══ Alıntı Metin

Erkan’ın bu teorisine Ankara Enstitüsü’nden Gazeteci Osman Sert de destek verdi. Bir dönem Gelecek Partisi Genel Başkanı Ahmet Davutoğlu’nun danışmanlığını da yapan Sert, seçimlerin sonuçlarının şaşırtıcı olmadığını savundu. Sonucun öngörülemez olmadığını dile getiren Sert, “İktidarın oyun kurucu olduğu iddiasına katılmıyorum. Bu seçimin sonucu farklı gerçekleşebilirdi. Seçimleri seçmeni, toplumu ciddiye alan, seçmeni dönüştürmek isteyen, seçmenin beklentilerine göre hareket etmeyi siyasetin bir kuralı olarak gören aday kazandı” diye konuştu.

Muhalefetin bundan sonra biraraya gelmesinin zor olduğunu savunan Sert, görüşünü şöyle savundu: “Yeni bir muhalefetin kurgulanması çok zor çünkü bütün yıldızların astrolojide yan yana geldiği bir seçimden sonra seçimleri kazanamamış olmak, onları tekrar biraraya getirmeyi çok kolay kılmıyor. Karşılıklı güvensizlikler, hayal kırıklıkları oluştu, beklentiler gerçekleşmedi. Herkes birbirini suçluyor parti içinde insanlar birbirini suçluyor. Yakın vadede bunun o kadar kolay olacağını düşünmüyorum. ‘Muhalefetin işi bitmiştir, Türkiye’de muhalif bir söylem gerçekleştirilemez, Türkiye’de iktidar değiştirilemez’, bu düne göre daha zor ama bunu imkânsız görmek muhalefet yapmanın zeminini ortadan kaldırır”

Sert bu tablonun, ittifaklar sadece aritmetik ittifaklar değil siyasal ittifaklara evrilip insanlara doğru mesaj verebilmesi halinde değişebileceğini ifade etti.
Panelde son sözü alan Kürt Çalışmaları Merkezi Direktörü Reha Ruhavioğlu ise altılı masaya vurgu yaptı. Ruhavioğlu, altılı masayı ve seçimde aldığı desteği “Altılı masadaki kurgunun hem sağdan hem soldan gelen partilerle oluşturulması, toplumda ya da elitlerde kanaat önderlerinde kimlik temelli oy verme davranışının zayıfladığı şeklinde bir kanaat ortaya çıkarmıştı” sözleriyle yorumladı.

════
══ Kayıtlı Bilgiler

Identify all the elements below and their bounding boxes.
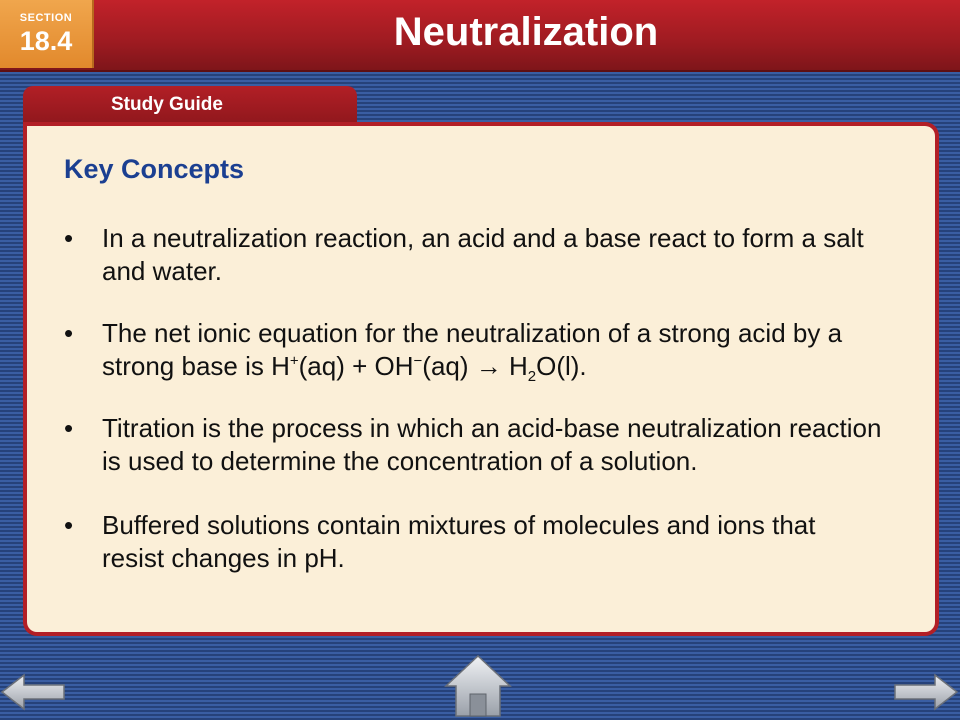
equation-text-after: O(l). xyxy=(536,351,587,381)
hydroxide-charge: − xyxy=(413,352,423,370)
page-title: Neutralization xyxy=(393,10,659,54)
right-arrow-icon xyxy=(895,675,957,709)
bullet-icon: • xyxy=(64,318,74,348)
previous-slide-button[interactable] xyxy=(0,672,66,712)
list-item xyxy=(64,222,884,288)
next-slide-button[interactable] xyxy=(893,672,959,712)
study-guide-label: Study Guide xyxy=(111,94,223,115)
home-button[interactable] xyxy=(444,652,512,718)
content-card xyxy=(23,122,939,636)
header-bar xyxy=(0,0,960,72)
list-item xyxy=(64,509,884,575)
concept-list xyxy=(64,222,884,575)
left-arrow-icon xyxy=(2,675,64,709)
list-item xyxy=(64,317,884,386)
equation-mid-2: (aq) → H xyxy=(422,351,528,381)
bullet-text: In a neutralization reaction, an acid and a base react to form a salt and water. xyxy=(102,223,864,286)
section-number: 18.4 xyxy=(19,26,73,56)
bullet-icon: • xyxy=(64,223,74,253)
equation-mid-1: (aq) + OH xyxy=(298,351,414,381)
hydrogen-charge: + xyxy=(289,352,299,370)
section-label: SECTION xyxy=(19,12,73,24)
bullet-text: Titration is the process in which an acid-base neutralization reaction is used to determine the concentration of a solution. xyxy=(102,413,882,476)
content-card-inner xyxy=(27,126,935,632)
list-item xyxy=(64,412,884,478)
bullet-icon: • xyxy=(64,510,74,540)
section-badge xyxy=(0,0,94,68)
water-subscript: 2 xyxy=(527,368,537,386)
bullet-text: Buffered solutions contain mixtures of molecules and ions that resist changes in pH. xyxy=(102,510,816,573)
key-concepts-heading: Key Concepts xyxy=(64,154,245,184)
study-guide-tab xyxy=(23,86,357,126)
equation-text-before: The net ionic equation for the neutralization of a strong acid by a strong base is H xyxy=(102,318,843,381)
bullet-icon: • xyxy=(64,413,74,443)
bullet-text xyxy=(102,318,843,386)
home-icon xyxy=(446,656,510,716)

════
══ Kayıtlı Bilgiler

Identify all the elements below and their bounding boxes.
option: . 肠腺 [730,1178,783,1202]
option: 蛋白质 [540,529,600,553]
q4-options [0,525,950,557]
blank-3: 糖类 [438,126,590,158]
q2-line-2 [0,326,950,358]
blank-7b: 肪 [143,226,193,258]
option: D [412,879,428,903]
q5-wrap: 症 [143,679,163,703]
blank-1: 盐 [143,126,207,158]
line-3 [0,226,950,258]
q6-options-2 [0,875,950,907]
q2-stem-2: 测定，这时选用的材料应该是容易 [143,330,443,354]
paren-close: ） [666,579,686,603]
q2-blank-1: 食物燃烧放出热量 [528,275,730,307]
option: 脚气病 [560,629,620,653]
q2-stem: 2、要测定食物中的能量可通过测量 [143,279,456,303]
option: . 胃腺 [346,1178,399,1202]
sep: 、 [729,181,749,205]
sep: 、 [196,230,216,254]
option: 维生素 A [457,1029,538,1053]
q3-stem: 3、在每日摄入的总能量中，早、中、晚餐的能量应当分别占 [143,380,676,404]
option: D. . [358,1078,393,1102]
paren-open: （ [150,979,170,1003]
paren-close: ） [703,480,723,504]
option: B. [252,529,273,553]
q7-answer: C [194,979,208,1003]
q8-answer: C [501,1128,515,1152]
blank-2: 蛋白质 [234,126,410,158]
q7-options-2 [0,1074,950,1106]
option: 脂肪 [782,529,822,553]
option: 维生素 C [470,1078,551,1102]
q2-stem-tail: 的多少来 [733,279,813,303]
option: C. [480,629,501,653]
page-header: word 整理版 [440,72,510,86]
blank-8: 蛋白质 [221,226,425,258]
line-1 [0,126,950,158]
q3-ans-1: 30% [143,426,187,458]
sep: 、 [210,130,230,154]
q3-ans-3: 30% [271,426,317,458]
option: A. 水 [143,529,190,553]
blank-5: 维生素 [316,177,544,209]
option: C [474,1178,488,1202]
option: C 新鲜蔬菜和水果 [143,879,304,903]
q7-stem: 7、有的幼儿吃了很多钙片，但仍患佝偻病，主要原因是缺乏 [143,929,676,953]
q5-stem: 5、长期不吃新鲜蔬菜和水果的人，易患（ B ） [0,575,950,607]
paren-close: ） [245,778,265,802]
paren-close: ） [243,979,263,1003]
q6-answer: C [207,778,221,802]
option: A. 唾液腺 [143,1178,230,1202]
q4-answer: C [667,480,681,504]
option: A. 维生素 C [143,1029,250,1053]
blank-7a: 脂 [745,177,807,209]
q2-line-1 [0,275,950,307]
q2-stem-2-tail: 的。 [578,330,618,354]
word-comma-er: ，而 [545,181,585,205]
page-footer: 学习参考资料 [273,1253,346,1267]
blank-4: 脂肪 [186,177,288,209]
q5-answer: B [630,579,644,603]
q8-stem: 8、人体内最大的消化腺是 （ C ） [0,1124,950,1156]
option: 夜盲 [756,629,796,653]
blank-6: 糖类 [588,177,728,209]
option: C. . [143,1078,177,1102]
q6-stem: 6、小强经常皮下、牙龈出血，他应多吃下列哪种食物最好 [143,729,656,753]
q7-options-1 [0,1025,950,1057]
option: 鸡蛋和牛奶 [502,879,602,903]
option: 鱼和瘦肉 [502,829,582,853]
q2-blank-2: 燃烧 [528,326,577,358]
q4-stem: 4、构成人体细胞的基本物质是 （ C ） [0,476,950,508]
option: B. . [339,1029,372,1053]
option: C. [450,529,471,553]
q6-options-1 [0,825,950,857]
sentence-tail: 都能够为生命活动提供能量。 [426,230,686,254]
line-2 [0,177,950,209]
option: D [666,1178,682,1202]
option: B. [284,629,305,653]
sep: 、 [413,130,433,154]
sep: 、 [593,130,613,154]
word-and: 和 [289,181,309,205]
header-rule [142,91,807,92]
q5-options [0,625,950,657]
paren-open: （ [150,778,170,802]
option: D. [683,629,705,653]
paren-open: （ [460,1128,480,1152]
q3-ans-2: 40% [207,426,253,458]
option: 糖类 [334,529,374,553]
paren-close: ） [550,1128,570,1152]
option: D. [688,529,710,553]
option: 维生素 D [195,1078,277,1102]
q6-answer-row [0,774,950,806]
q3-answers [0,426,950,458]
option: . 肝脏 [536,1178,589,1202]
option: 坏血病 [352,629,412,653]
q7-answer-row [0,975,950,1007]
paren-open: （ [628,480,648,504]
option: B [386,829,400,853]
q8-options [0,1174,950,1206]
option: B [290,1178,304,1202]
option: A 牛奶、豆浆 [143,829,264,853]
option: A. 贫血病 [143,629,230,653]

════

> **Kısa Alıştırma**:
Seçim sonuçlarını değerlendiren panel haberinin devamını, son cümlesinin ardından yazın. Kayıtların bu çalışmayla hiçbir ilgisi yoktur.

> **Yanıt**:
Diyarbakır

Muhalefete dair umut kalmadı

Toplantının ardından VOA Türkçe’nin sorularını yanıtlayan Ruhavioğlu, muhalefetin yeniden biraraya gelmesinin zor olduğunu ifade etti. Altılı masanın bir araya gelemeyeceğini vurgulayan Ruhavioğlu, “Seçim kaybedilince doğal olarak herkes masada başka birilerine kabahati daha fazla yüklemek istiyor. Böyle bir zorluk var. CHP içinde Kılıçdaroğlu’nun liderliği tartışılıyor. İyi Parti, söylemese bile, lider değişimini destekliyor gibi görünüyor. Böyle bir durumda İyi Parti'yle masaya güçlü oturmak biraz zor. 2019’da birliktelik ve HDP'nin dışarıdan desteği bazı belediyeleri değiştirdi ve bu Erdoğan'ın iktidarını seçimle değiştirilmesi gibi bir umut doğurdu. Ama ihtimal kaybedildi. ‘Gelecek yıl ittifak edelim bir sonraki 5 yıl için bir umut açalım’ gibi bir durum yok” şeklinde konuştu.

İttifak ihtimalini Kürt siyaseti açısından değerlendiren Ruhavioğlu, “Kürt siyaseti zayıfladı, kaybetti. Bu süreçten zararlı çıktı. Benzer bir feragati niye yapsın emin değilim. Dolayısıyla dünden daha zor olduğunu düşünüyorum. Altılı masa ve HDP’nin birlikte hareket etmesinin 2019 seçimlerine nazaran çok zor olduğunu düşünüyorum” dedi.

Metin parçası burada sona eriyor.